----- Records for processing -----

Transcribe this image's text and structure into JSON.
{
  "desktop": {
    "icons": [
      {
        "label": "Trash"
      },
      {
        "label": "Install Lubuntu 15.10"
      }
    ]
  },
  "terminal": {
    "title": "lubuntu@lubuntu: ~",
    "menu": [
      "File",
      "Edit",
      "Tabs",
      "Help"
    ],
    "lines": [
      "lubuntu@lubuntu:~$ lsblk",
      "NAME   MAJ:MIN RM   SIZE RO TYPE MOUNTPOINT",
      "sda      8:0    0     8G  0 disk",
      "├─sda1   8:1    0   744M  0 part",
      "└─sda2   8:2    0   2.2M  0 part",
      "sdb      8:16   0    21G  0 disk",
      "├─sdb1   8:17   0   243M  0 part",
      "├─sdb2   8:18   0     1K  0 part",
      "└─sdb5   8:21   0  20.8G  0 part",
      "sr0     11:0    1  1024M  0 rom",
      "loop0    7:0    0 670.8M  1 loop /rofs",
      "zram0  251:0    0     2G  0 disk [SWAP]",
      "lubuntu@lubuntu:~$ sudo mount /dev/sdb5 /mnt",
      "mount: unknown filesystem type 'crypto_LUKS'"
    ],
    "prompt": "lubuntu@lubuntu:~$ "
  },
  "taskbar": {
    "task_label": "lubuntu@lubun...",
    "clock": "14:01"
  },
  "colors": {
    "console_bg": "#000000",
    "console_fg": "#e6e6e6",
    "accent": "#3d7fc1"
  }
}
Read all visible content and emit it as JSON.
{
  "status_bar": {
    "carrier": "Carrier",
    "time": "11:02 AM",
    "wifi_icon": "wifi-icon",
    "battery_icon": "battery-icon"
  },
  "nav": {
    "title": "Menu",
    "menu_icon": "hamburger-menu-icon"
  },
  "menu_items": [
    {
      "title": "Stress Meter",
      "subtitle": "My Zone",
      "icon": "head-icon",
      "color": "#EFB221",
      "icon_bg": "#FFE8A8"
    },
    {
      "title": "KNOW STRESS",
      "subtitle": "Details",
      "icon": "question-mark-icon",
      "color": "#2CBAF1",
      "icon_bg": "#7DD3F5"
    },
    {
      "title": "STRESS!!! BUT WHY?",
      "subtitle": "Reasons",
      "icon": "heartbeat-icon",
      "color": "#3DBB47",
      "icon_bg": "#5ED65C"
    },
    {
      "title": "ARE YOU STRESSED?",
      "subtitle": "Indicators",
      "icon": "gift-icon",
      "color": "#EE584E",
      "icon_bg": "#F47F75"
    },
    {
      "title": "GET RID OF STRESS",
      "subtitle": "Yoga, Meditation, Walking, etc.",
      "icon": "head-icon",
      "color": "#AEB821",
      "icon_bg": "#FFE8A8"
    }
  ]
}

-----

List the lines of the entries that include "JSON".

Transcribe this image's text and structure into JSON.
Read all visible content and emit it as JSON.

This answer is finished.